═════ Records supplied ═════
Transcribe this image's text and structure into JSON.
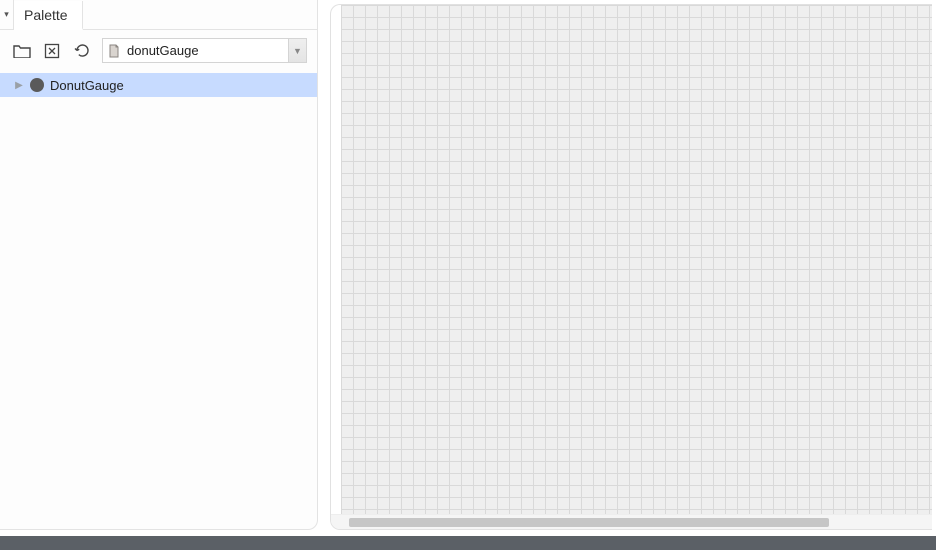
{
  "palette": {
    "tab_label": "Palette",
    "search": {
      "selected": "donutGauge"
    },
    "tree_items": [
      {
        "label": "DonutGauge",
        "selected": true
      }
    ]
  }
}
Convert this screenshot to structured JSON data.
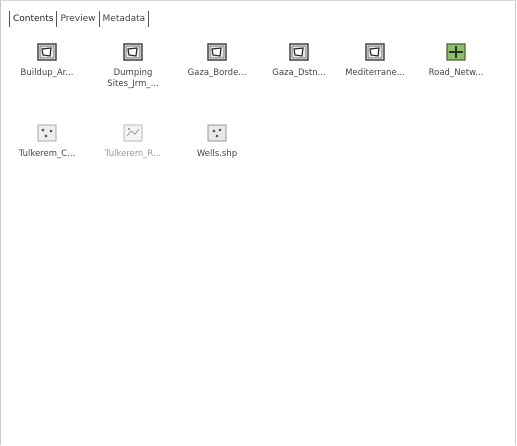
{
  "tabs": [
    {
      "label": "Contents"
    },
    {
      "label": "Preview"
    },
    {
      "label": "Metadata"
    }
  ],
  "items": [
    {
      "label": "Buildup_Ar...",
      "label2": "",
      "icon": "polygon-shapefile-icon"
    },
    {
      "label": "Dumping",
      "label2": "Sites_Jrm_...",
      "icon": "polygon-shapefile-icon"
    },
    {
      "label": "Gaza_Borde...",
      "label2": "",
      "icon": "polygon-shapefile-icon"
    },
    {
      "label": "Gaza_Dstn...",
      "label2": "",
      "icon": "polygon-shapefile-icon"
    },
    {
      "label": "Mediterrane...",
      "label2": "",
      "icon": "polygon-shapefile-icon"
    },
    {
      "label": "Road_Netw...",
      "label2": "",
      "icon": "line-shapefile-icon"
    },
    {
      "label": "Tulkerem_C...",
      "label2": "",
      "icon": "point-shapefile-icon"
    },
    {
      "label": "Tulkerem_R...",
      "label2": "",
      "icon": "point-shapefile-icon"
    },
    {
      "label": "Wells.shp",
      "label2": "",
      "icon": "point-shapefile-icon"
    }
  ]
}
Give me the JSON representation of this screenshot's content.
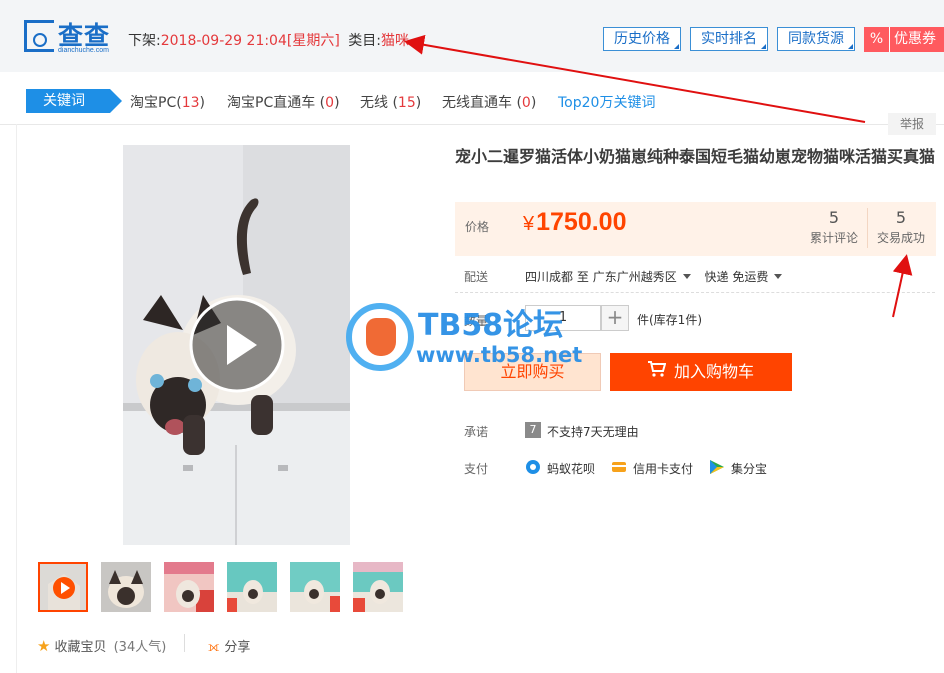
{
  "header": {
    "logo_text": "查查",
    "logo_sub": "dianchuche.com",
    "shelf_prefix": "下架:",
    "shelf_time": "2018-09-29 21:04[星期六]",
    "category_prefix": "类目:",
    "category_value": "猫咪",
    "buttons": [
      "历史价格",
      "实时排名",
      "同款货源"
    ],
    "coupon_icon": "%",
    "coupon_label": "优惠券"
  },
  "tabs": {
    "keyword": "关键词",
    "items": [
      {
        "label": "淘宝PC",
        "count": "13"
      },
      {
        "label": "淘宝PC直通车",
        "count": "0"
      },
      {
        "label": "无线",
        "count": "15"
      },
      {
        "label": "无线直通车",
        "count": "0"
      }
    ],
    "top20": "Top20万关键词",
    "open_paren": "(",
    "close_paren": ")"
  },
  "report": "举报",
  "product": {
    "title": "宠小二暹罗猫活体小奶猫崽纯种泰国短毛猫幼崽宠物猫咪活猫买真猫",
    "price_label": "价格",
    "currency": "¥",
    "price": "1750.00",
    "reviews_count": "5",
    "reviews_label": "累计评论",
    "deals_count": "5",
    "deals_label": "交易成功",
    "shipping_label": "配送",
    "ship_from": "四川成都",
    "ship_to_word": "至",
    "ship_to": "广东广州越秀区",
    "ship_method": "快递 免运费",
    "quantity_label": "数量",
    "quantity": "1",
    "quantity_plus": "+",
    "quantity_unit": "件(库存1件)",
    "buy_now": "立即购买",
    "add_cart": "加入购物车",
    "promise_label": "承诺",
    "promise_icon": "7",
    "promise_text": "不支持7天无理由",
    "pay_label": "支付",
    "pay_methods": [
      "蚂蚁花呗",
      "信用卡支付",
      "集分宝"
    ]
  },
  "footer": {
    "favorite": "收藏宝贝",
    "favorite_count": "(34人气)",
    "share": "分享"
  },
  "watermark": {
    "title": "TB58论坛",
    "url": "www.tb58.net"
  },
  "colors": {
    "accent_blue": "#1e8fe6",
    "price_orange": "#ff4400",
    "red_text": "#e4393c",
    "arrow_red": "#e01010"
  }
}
═════
■ Task to carry out
In your copy of the listing above, reproduce each line exactly and omit all pictures.

■ Answer to the task
Transcribe this image's text and structure into JSON.
{
  "palette": {
    "tab_label": "Palette",
    "search": {
      "selected": "donutGauge"
    },
    "tree_items": [
      {
        "label": "DonutGauge",
        "selected": true
      }
    ]
  }
}
Convert this screenshot to structured JSON data.
{
  "tabs": [
    {
      "label": "Contents"
    },
    {
      "label": "Preview"
    },
    {
      "label": "Metadata"
    }
  ],
  "items": [
    {
      "label": "Buildup_Ar...",
      "label2": "",
      "icon": "polygon-shapefile-icon"
    },
    {
      "label": "Dumping",
      "label2": "Sites_Jrm_...",
      "icon": "polygon-shapefile-icon"
    },
    {
      "label": "Gaza_Borde...",
      "label2": "",
      "icon": "polygon-shapefile-icon"
    },
    {
      "label": "Gaza_Dstn...",
      "label2": "",
      "icon": "polygon-shapefile-icon"
    },
    {
      "label": "Mediterrane...",
      "label2": "",
      "icon": "polygon-shapefile-icon"
    },
    {
      "label": "Road_Netw...",
      "label2": "",
      "icon": "line-shapefile-icon"
    },
    {
      "label": "Tulkerem_C...",
      "label2": "",
      "icon": "point-shapefile-icon"
    },
    {
      "label": "Tulkerem_R...",
      "label2": "",
      "icon": "point-shapefile-icon"
    },
    {
      "label": "Wells.shp",
      "label2": "",
      "icon": "point-shapefile-icon"
    }
  ]
}
Give me the JSON representation of this screenshot's content.
{
  "header": {
    "logo_text": "查查",
    "logo_sub": "dianchuche.com",
    "shelf_prefix": "下架:",
    "shelf_time": "2018-09-29 21:04[星期六]",
    "category_prefix": "类目:",
    "category_value": "猫咪",
    "buttons": [
      "历史价格",
      "实时排名",
      "同款货源"
    ],
    "coupon_icon": "%",
    "coupon_label": "优惠券"
  },
  "tabs": {
    "keyword": "关键词",
    "items": [
      {
        "label": "淘宝PC",
        "count": "13"
      },
      {
        "label": "淘宝PC直通车",
        "count": "0"
      },
      {
        "label": "无线",
        "count": "15"
      },
      {
        "label": "无线直通车",
        "count": "0"
      }
    ],
    "top20": "Top20万关键词",
    "open_paren": "(",
    "close_paren": ")"
  },
  "report": "举报",
  "product": {
    "title": "宠小二暹罗猫活体小奶猫崽纯种泰国短毛猫幼崽宠物猫咪活猫买真猫",
    "price_label": "价格",
    "currency": "¥",
    "price": "1750.00",
    "reviews_count": "5",
    "reviews_label": "累计评论",
    "deals_count": "5",
    "deals_label": "交易成功",
    "shipping_label": "配送",
    "ship_from": "四川成都",
    "ship_to_word": "至",
    "ship_to": "广东广州越秀区",
    "ship_method": "快递 免运费",
    "quantity_label": "数量",
    "quantity": "1",
    "quantity_plus": "+",
    "quantity_unit": "件(库存1件)",
    "buy_now": "立即购买",
    "add_cart": "加入购物车",
    "promise_label": "承诺",
    "promise_icon": "7",
    "promise_text": "不支持7天无理由",
    "pay_label": "支付",
    "pay_methods": [
      "蚂蚁花呗",
      "信用卡支付",
      "集分宝"
    ]
  },
  "footer": {
    "favorite": "收藏宝贝",
    "favorite_count": "(34人气)",
    "share": "分享"
  },
  "watermark": {
    "title": "TB58论坛",
    "url": "www.tb58.net"
  },
  "colors": {
    "accent_blue": "#1e8fe6",
    "price_orange": "#ff4400",
    "red_text": "#e4393c",
    "arrow_red": "#e01010"
  }
}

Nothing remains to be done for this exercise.